● **WRITTEN INSTRUCTION**
Gather all lines in the entries below that include the word "screenshot".

>> START

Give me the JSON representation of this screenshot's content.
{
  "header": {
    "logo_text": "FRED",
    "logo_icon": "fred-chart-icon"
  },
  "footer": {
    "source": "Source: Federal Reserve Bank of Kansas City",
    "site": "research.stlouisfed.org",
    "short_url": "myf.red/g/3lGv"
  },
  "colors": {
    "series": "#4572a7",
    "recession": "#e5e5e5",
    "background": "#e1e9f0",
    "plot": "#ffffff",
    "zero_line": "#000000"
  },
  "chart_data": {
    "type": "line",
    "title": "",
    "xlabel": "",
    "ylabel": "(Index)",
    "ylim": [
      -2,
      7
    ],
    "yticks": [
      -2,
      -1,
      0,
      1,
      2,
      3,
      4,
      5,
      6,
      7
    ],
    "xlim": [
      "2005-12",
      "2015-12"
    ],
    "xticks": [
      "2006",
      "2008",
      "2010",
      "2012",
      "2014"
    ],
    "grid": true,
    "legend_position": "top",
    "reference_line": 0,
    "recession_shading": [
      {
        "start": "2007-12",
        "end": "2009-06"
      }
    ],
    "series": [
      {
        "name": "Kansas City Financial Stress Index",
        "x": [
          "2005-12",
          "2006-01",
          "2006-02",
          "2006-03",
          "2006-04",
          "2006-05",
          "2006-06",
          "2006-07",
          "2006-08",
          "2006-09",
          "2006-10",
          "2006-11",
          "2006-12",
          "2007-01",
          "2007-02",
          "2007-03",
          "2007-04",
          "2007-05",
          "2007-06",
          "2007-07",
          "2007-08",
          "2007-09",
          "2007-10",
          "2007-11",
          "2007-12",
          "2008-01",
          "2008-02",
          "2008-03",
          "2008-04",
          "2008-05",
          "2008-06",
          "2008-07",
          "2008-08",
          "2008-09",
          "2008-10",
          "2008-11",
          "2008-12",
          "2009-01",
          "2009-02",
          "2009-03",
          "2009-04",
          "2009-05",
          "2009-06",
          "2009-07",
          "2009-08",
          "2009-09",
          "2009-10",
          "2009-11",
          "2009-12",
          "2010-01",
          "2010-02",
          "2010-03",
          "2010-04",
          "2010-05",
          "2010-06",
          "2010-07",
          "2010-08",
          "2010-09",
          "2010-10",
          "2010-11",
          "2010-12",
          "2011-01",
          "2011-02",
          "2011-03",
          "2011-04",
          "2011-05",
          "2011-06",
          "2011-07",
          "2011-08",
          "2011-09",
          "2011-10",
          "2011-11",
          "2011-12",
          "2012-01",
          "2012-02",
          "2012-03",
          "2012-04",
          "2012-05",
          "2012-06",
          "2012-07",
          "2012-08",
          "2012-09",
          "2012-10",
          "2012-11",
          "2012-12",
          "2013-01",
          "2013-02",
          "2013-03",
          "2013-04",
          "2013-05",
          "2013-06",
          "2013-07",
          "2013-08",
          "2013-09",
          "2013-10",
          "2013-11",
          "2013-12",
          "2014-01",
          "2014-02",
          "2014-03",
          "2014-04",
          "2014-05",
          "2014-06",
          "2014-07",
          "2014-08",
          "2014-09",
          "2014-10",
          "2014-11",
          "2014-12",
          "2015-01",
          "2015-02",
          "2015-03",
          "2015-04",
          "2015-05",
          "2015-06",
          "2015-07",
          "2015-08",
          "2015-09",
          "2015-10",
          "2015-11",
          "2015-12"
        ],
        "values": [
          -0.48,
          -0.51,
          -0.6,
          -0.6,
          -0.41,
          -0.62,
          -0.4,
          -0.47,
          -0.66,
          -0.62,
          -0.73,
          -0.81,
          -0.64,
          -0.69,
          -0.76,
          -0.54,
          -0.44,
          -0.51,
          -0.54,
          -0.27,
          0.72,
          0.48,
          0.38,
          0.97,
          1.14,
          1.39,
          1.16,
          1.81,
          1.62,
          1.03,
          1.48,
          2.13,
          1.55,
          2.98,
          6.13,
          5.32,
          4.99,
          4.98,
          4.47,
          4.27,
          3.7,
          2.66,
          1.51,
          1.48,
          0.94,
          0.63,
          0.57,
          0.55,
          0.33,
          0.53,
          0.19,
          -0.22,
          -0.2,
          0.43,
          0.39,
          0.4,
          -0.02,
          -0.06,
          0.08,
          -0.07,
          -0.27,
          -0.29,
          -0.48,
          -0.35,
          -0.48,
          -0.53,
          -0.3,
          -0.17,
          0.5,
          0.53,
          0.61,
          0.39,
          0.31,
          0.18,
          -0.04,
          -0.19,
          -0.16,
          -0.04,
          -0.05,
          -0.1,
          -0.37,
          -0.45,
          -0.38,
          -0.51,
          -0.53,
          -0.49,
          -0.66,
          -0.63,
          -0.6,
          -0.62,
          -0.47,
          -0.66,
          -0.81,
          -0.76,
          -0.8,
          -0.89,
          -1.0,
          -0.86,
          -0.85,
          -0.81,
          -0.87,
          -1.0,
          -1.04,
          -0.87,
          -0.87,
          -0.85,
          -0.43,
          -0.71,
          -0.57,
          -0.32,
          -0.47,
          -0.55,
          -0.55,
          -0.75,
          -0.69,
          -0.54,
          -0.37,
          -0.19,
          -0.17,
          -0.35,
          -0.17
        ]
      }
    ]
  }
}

>> END
>> START

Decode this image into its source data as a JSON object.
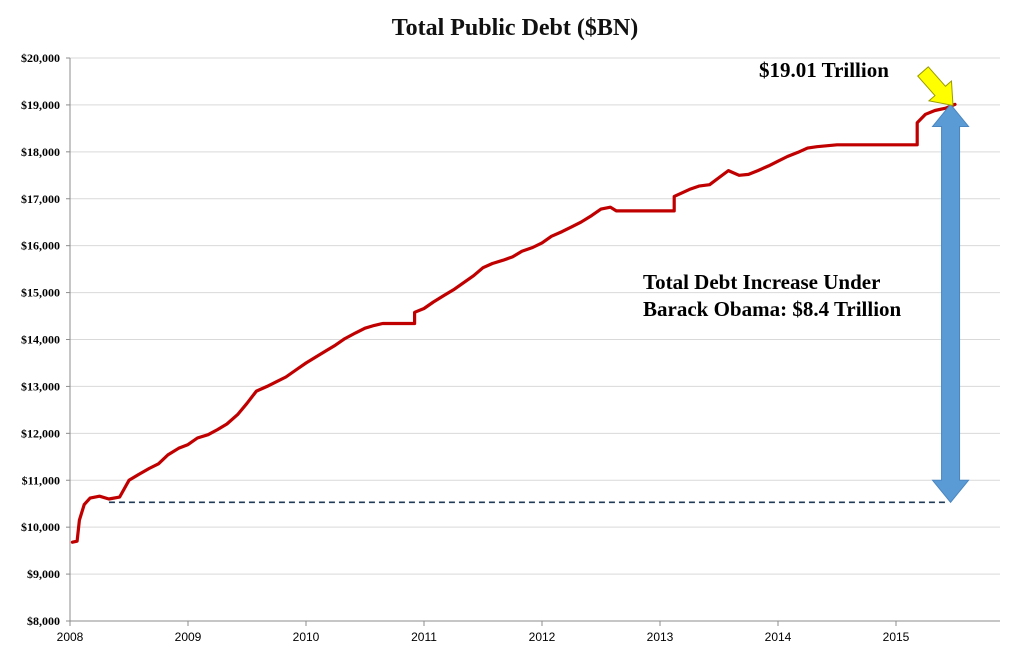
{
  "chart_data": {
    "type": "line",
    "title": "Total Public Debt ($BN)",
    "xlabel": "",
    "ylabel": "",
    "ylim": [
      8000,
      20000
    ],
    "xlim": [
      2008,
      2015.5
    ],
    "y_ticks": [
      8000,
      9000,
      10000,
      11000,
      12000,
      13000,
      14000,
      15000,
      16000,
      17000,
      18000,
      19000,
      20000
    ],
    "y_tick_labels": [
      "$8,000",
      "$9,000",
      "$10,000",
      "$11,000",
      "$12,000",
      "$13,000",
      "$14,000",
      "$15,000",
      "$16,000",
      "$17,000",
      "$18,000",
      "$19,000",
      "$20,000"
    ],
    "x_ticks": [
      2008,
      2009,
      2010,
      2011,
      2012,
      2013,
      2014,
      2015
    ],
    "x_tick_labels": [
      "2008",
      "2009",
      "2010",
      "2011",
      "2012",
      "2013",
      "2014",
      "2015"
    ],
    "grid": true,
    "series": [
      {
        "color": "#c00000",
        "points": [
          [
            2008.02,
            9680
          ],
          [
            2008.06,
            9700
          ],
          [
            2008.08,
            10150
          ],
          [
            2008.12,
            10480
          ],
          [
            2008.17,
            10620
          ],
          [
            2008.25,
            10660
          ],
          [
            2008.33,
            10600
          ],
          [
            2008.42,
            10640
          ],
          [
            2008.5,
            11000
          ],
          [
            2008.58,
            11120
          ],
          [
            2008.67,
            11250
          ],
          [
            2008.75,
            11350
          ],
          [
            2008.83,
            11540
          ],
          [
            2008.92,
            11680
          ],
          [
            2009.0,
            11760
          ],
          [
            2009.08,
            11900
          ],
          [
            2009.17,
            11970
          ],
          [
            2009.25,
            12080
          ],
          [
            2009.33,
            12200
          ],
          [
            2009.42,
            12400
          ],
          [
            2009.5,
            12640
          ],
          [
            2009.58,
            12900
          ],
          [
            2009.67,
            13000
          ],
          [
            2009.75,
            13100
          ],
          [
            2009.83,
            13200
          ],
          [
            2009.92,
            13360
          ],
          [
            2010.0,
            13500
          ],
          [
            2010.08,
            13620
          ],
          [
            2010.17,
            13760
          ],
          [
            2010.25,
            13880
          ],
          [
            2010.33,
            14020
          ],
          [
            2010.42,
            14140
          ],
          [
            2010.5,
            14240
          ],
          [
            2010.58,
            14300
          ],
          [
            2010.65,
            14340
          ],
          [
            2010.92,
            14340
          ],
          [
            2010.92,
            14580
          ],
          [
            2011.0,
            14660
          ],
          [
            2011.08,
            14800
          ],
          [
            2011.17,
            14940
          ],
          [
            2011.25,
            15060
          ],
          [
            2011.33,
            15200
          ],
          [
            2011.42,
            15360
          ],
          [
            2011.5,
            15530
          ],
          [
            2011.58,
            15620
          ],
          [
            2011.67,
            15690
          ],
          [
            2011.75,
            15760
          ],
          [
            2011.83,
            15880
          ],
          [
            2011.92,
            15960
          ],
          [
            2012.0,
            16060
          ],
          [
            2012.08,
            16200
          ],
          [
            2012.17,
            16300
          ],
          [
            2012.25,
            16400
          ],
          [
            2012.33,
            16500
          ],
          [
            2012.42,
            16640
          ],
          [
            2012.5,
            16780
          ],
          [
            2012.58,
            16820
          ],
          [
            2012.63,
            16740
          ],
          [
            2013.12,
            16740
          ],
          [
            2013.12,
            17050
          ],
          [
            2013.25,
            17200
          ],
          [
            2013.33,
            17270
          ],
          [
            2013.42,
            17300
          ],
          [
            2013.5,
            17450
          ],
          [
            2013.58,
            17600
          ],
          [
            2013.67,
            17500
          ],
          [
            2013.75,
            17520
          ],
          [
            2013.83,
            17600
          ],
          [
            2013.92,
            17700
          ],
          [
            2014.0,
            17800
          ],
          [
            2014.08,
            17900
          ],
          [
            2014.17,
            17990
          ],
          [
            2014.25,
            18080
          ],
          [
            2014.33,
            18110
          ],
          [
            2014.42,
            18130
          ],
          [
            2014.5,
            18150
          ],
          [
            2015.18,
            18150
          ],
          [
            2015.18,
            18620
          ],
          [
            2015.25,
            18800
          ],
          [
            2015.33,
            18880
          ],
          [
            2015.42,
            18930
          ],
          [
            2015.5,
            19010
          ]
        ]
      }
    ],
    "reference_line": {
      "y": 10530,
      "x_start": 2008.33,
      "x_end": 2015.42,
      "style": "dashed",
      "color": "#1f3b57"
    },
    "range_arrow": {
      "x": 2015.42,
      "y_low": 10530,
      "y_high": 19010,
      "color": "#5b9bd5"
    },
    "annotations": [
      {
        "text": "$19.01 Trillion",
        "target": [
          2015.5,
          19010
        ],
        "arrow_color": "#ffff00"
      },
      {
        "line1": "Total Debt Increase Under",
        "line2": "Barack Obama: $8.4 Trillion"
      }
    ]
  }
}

>> END
>> START

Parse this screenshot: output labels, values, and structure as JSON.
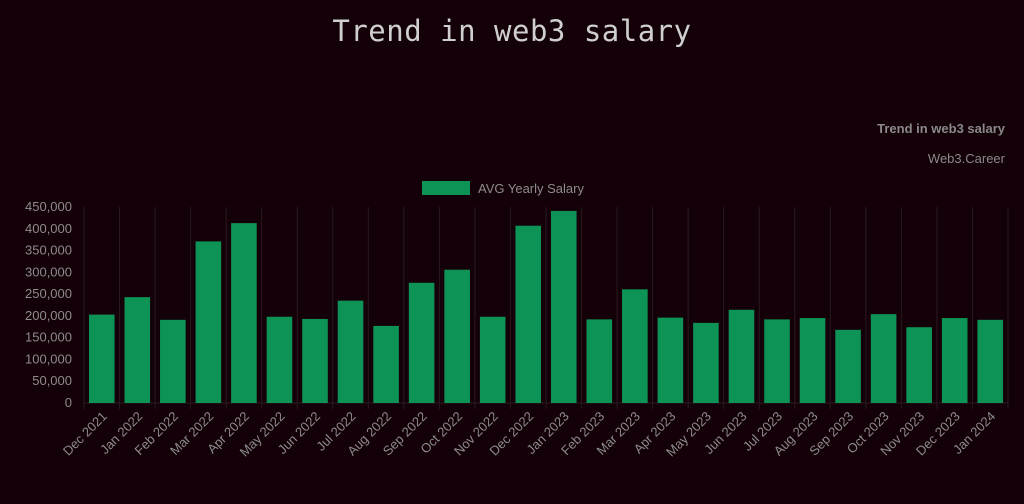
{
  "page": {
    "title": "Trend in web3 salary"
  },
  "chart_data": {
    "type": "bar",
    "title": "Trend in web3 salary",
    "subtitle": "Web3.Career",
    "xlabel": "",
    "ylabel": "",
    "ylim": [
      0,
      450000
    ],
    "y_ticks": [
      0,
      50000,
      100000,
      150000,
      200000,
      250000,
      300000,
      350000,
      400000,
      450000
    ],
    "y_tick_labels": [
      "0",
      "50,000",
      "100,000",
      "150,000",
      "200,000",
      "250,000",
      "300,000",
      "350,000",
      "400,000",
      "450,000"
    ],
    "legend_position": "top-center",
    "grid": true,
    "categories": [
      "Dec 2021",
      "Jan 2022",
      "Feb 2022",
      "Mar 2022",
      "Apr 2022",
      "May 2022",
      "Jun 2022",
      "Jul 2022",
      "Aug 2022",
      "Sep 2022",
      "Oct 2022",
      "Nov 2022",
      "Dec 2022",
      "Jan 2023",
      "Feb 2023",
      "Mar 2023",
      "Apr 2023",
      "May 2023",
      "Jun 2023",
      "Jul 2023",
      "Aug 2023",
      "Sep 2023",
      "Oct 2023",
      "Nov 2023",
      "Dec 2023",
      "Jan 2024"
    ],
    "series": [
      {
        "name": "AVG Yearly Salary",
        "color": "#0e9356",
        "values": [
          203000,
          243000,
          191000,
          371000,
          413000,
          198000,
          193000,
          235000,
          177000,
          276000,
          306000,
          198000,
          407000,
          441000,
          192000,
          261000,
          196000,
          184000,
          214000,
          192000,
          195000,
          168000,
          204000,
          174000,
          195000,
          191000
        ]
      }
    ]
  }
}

>> END

● **TASK ANSWER**
Give me the JSON representation of this screenshot's content.
Parse this screenshot: output labels, values, and structure as JSON.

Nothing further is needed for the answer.